## Passage given
[start]
TCR Malaysia Touring Car Championship
- Category: Touring cars
- Country: Malaysia
- Inaugural season: 2019
- Folded: 2020

= TCR Malaysia Touring Car Championship =

The TCR Malaysia Touring Car Championship was a former touring car racing series based in Malaysia.

==History==
It was announced by Motorsport Asia Limited, which also organizes the TCR Asia Series, that on October 10, 2018, the creation of TCR Malaysia for the beginning of the year 2019. The championship served as preparation for other championships as the TCR Asia. There are scheduled 3 rounds with 6 races all held at the Sepang International Circuit, in supporting of GT Masters/Formula 3 Asia Winter Series and Asian Le Mans Series.
[end]
[Layout data]
[start]
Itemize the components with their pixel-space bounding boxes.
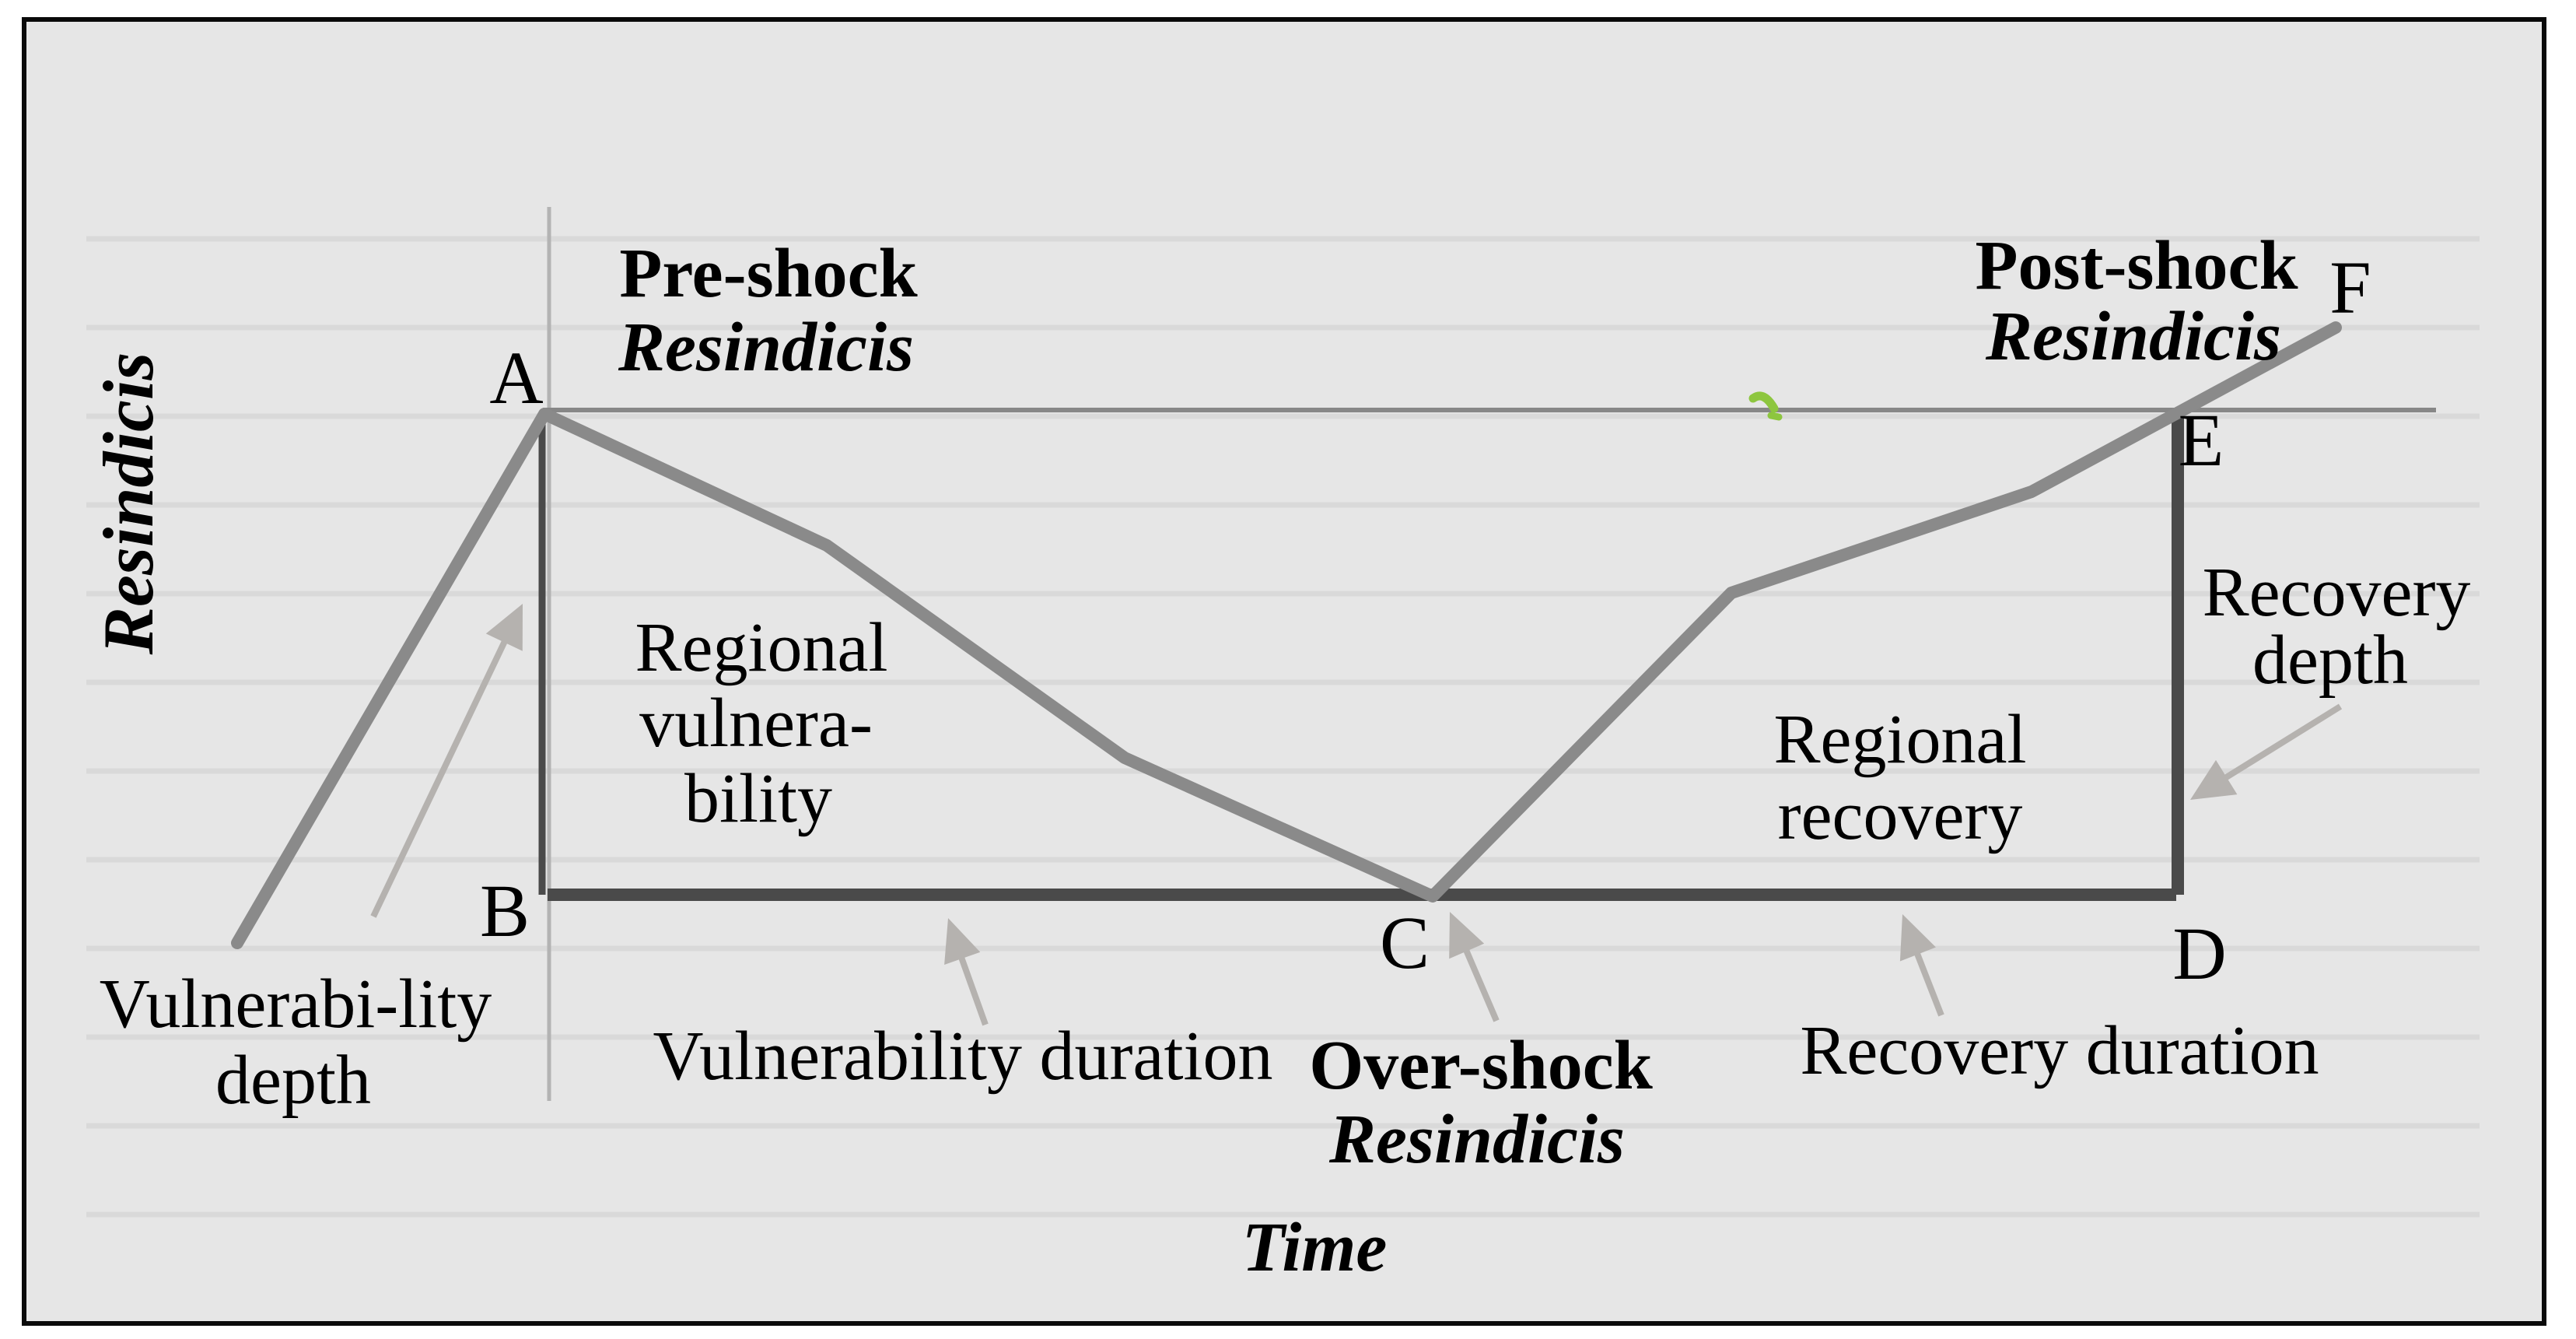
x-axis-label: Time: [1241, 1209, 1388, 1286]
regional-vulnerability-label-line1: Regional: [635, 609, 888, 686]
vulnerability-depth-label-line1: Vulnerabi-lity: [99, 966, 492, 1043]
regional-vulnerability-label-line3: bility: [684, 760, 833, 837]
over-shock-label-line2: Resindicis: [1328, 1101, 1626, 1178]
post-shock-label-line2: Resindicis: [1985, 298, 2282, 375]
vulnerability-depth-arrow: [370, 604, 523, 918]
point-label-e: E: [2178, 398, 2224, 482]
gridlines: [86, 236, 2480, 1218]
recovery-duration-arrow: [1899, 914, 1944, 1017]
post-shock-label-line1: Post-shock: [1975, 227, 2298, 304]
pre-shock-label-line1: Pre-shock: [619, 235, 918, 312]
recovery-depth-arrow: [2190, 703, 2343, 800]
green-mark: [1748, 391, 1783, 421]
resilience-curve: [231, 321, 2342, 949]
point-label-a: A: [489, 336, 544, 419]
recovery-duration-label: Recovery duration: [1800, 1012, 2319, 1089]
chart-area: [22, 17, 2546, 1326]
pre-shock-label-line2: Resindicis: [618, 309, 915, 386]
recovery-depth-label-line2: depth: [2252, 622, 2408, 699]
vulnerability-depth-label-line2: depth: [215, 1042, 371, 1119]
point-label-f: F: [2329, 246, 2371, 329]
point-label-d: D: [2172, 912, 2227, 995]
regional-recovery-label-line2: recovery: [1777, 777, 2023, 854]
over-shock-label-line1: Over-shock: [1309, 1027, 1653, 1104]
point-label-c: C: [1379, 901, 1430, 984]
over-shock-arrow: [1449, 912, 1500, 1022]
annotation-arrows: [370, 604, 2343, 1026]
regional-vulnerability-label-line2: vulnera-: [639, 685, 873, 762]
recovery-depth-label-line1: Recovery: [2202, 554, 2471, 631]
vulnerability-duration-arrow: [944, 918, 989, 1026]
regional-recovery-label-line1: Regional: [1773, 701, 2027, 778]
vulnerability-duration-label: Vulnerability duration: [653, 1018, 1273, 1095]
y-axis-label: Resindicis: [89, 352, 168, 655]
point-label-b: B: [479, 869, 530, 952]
[end]
## Exercise tasks
(A) According to the TCR Malaysia text, at which circuit were all of the scheduled races held?
(B) Summarize the TCR Malaysia text in two sentences.
(C) Transcribe the portion of the TCR Malaysia text between "The TCR Malaysia" and "Le Mans Series.", inclusive.
The data above stand apart from the TCR Malaysia text.

## Answers for the exercise
(A) Sepang International Circuit

(B) The TCR Malaysia Touring Car Championship was a touring car racing series based in Malaysia that began in 2019 and folded in 2020. Announced by Motorsport Asia Limited, which also organizes the TCR Asia Series, it served as preparation for championships such as TCR Asia and scheduled three rounds with six races, all at the Sepang International Circuit.

(C)
The TCR Malaysia Touring Car Championship was a former touring car racing series based in Malaysia.

==History==
It was announced by Motorsport Asia Limited, which also organizes the TCR Asia Series, that on October 10, 2018, the creation of TCR Malaysia for the beginning of the year 2019. The championship served as preparation for other championships as the TCR Asia. There are scheduled 3 rounds with 6 races all held at the Sepang International Circuit, in supporting of GT Masters/Formula 3 Asia Winter Series and Asian Le Mans Series.